The entries below are to be written out again without alteration.
* Begin *
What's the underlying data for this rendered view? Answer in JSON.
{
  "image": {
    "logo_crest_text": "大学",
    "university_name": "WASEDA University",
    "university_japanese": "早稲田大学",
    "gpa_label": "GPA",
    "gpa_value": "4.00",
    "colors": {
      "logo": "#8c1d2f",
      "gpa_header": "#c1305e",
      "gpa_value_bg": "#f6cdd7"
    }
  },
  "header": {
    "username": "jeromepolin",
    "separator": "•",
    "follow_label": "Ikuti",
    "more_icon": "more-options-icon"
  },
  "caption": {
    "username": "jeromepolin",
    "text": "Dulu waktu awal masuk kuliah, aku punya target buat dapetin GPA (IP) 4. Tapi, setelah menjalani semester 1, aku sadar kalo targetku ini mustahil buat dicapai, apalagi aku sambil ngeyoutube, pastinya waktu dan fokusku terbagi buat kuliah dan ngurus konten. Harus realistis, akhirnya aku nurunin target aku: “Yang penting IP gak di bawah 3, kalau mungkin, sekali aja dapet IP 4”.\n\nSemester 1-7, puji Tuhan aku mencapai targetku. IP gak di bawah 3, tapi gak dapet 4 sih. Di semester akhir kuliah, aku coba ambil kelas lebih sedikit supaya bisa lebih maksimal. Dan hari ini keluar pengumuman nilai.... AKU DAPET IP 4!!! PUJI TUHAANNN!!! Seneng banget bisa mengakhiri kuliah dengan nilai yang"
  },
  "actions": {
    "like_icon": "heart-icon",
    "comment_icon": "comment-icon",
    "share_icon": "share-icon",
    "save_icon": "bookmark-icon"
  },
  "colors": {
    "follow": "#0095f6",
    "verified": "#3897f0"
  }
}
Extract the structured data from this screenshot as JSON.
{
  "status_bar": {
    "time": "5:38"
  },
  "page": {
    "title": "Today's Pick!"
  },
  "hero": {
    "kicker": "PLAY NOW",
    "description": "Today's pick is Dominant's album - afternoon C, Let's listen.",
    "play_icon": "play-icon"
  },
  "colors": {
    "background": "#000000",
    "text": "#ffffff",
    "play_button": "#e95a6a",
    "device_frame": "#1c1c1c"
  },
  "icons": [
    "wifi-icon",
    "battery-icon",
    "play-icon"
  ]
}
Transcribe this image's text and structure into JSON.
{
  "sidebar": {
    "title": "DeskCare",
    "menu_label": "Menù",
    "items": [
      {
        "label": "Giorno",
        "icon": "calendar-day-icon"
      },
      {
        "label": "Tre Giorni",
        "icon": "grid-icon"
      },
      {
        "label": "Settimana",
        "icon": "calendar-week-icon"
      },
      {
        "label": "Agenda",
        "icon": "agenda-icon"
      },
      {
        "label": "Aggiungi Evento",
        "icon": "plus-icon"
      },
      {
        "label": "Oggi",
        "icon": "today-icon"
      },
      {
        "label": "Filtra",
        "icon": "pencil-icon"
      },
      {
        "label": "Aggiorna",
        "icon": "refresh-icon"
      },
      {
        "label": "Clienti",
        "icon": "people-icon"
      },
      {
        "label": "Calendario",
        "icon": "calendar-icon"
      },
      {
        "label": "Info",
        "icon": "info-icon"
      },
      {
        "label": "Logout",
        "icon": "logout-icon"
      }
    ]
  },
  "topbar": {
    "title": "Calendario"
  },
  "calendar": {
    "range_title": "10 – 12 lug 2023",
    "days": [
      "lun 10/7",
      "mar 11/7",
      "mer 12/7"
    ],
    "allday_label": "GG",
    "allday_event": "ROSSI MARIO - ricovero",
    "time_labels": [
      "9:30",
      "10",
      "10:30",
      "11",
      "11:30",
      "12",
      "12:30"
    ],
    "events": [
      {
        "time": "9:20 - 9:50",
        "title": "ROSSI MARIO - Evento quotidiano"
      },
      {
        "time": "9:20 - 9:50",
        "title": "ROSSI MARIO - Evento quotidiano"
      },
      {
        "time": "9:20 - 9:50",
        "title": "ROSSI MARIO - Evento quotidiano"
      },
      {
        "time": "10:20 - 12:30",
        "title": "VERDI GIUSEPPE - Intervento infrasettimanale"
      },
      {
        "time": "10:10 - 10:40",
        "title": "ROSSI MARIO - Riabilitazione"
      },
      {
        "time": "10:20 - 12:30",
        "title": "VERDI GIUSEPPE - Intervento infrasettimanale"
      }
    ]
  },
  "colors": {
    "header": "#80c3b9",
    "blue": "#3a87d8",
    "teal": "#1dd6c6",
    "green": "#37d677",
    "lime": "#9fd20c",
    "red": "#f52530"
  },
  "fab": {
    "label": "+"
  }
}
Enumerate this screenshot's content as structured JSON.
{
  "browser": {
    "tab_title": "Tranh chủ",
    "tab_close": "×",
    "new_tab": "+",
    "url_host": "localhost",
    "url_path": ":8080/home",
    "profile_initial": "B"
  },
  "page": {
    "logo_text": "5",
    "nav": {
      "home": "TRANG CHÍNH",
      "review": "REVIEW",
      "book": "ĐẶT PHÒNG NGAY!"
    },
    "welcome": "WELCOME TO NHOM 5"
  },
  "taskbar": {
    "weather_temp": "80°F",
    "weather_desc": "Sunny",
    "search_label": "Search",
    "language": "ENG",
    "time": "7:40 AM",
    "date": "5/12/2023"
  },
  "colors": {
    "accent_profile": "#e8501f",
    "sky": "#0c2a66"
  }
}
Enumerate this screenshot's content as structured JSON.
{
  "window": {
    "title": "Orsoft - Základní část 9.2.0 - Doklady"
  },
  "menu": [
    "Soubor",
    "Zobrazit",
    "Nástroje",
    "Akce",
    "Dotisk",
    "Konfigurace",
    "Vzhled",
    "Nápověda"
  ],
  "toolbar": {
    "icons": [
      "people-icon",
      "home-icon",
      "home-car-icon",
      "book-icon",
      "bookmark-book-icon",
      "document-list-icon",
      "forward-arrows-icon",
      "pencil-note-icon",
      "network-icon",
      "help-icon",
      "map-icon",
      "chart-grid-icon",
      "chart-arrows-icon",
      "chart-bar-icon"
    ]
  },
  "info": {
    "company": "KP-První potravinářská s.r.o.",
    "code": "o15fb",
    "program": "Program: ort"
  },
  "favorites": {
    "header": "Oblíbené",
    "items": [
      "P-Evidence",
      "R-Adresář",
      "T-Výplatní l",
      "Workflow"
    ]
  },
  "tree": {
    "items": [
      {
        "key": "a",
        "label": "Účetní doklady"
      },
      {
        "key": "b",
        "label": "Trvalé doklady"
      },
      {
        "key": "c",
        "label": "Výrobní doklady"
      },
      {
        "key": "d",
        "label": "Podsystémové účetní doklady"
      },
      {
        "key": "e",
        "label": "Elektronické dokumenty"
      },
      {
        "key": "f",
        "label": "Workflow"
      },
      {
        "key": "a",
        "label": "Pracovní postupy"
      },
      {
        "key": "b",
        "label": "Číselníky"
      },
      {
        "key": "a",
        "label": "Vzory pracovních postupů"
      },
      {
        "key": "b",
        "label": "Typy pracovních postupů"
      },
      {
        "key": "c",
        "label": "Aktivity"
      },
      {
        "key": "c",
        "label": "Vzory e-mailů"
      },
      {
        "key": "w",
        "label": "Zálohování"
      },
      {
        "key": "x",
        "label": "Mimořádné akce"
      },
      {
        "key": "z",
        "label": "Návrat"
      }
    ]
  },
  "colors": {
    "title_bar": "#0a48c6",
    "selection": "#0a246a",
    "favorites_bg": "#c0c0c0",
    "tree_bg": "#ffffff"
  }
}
* End *
**Task result:**
What's the underlying data for this rendered view? Answer in JSON.
{
  "image": {
    "logo_crest_text": "大学",
    "university_name": "WASEDA University",
    "university_japanese": "早稲田大学",
    "gpa_label": "GPA",
    "gpa_value": "4.00",
    "colors": {
      "logo": "#8c1d2f",
      "gpa_header": "#c1305e",
      "gpa_value_bg": "#f6cdd7"
    }
  },
  "header": {
    "username": "jeromepolin",
    "separator": "•",
    "follow_label": "Ikuti",
    "more_icon": "more-options-icon"
  },
  "caption": {
    "username": "jeromepolin",
    "text": "Dulu waktu awal masuk kuliah, aku punya target buat dapetin GPA (IP) 4. Tapi, setelah menjalani semester 1, aku sadar kalo targetku ini mustahil buat dicapai, apalagi aku sambil ngeyoutube, pastinya waktu dan fokusku terbagi buat kuliah dan ngurus konten. Harus realistis, akhirnya aku nurunin target aku: “Yang penting IP gak di bawah 3, kalau mungkin, sekali aja dapet IP 4”.\n\nSemester 1-7, puji Tuhan aku mencapai targetku. IP gak di bawah 3, tapi gak dapet 4 sih. Di semester akhir kuliah, aku coba ambil kelas lebih sedikit supaya bisa lebih maksimal. Dan hari ini keluar pengumuman nilai.... AKU DAPET IP 4!!! PUJI TUHAANNN!!! Seneng banget bisa mengakhiri kuliah dengan nilai yang"
  },
  "actions": {
    "like_icon": "heart-icon",
    "comment_icon": "comment-icon",
    "share_icon": "share-icon",
    "save_icon": "bookmark-icon"
  },
  "colors": {
    "follow": "#0095f6",
    "verified": "#3897f0"
  }
}
Extract the structured data from this screenshot as JSON.
{
  "status_bar": {
    "time": "5:38"
  },
  "page": {
    "title": "Today's Pick!"
  },
  "hero": {
    "kicker": "PLAY NOW",
    "description": "Today's pick is Dominant's album - afternoon C, Let's listen.",
    "play_icon": "play-icon"
  },
  "colors": {
    "background": "#000000",
    "text": "#ffffff",
    "play_button": "#e95a6a",
    "device_frame": "#1c1c1c"
  },
  "icons": [
    "wifi-icon",
    "battery-icon",
    "play-icon"
  ]
}
Transcribe this image's text and structure into JSON.
{
  "sidebar": {
    "title": "DeskCare",
    "menu_label": "Menù",
    "items": [
      {
        "label": "Giorno",
        "icon": "calendar-day-icon"
      },
      {
        "label": "Tre Giorni",
        "icon": "grid-icon"
      },
      {
        "label": "Settimana",
        "icon": "calendar-week-icon"
      },
      {
        "label": "Agenda",
        "icon": "agenda-icon"
      },
      {
        "label": "Aggiungi Evento",
        "icon": "plus-icon"
      },
      {
        "label": "Oggi",
        "icon": "today-icon"
      },
      {
        "label": "Filtra",
        "icon": "pencil-icon"
      },
      {
        "label": "Aggiorna",
        "icon": "refresh-icon"
      },
      {
        "label": "Clienti",
        "icon": "people-icon"
      },
      {
        "label": "Calendario",
        "icon": "calendar-icon"
      },
      {
        "label": "Info",
        "icon": "info-icon"
      },
      {
        "label": "Logout",
        "icon": "logout-icon"
      }
    ]
  },
  "topbar": {
    "title": "Calendario"
  },
  "calendar": {
    "range_title": "10 – 12 lug 2023",
    "days": [
      "lun 10/7",
      "mar 11/7",
      "mer 12/7"
    ],
    "allday_label": "GG",
    "allday_event": "ROSSI MARIO - ricovero",
    "time_labels": [
      "9:30",
      "10",
      "10:30",
      "11",
      "11:30",
      "12",
      "12:30"
    ],
    "events": [
      {
        "time": "9:20 - 9:50",
        "title": "ROSSI MARIO - Evento quotidiano"
      },
      {
        "time": "9:20 - 9:50",
        "title": "ROSSI MARIO - Evento quotidiano"
      },
      {
        "time": "9:20 - 9:50",
        "title": "ROSSI MARIO - Evento quotidiano"
      },
      {
        "time": "10:20 - 12:30",
        "title": "VERDI GIUSEPPE - Intervento infrasettimanale"
      },
      {
        "time": "10:10 - 10:40",
        "title": "ROSSI MARIO - Riabilitazione"
      },
      {
        "time": "10:20 - 12:30",
        "title": "VERDI GIUSEPPE - Intervento infrasettimanale"
      }
    ]
  },
  "colors": {
    "header": "#80c3b9",
    "blue": "#3a87d8",
    "teal": "#1dd6c6",
    "green": "#37d677",
    "lime": "#9fd20c",
    "red": "#f52530"
  },
  "fab": {
    "label": "+"
  }
}
Enumerate this screenshot's content as structured JSON.
{
  "browser": {
    "tab_title": "Tranh chủ",
    "tab_close": "×",
    "new_tab": "+",
    "url_host": "localhost",
    "url_path": ":8080/home",
    "profile_initial": "B"
  },
  "page": {
    "logo_text": "5",
    "nav": {
      "home": "TRANG CHÍNH",
      "review": "REVIEW",
      "book": "ĐẶT PHÒNG NGAY!"
    },
    "welcome": "WELCOME TO NHOM 5"
  },
  "taskbar": {
    "weather_temp": "80°F",
    "weather_desc": "Sunny",
    "search_label": "Search",
    "language": "ENG",
    "time": "7:40 AM",
    "date": "5/12/2023"
  },
  "colors": {
    "accent_profile": "#e8501f",
    "sky": "#0c2a66"
  }
}
Enumerate this screenshot's content as structured JSON.
{
  "window": {
    "title": "Orsoft - Základní část 9.2.0 - Doklady"
  },
  "menu": [
    "Soubor",
    "Zobrazit",
    "Nástroje",
    "Akce",
    "Dotisk",
    "Konfigurace",
    "Vzhled",
    "Nápověda"
  ],
  "toolbar": {
    "icons": [
      "people-icon",
      "home-icon",
      "home-car-icon",
      "book-icon",
      "bookmark-book-icon",
      "document-list-icon",
      "forward-arrows-icon",
      "pencil-note-icon",
      "network-icon",
      "help-icon",
      "map-icon",
      "chart-grid-icon",
      "chart-arrows-icon",
      "chart-bar-icon"
    ]
  },
  "info": {
    "company": "KP-První potravinářská s.r.o.",
    "code": "o15fb",
    "program": "Program: ort"
  },
  "favorites": {
    "header": "Oblíbené",
    "items": [
      "P-Evidence",
      "R-Adresář",
      "T-Výplatní l",
      "Workflow"
    ]
  },
  "tree": {
    "items": [
      {
        "key": "a",
        "label": "Účetní doklady"
      },
      {
        "key": "b",
        "label": "Trvalé doklady"
      },
      {
        "key": "c",
        "label": "Výrobní doklady"
      },
      {
        "key": "d",
        "label": "Podsystémové účetní doklady"
      },
      {
        "key": "e",
        "label": "Elektronické dokumenty"
      },
      {
        "key": "f",
        "label": "Workflow"
      },
      {
        "key": "a",
        "label": "Pracovní postupy"
      },
      {
        "key": "b",
        "label": "Číselníky"
      },
      {
        "key": "a",
        "label": "Vzory pracovních postupů"
      },
      {
        "key": "b",
        "label": "Typy pracovních postupů"
      },
      {
        "key": "c",
        "label": "Aktivity"
      },
      {
        "key": "c",
        "label": "Vzory e-mailů"
      },
      {
        "key": "w",
        "label": "Zálohování"
      },
      {
        "key": "x",
        "label": "Mimořádné akce"
      },
      {
        "key": "z",
        "label": "Návrat"
      }
    ]
  },
  "colors": {
    "title_bar": "#0a48c6",
    "selection": "#0a246a",
    "favorites_bg": "#c0c0c0",
    "tree_bg": "#ffffff"
  }
}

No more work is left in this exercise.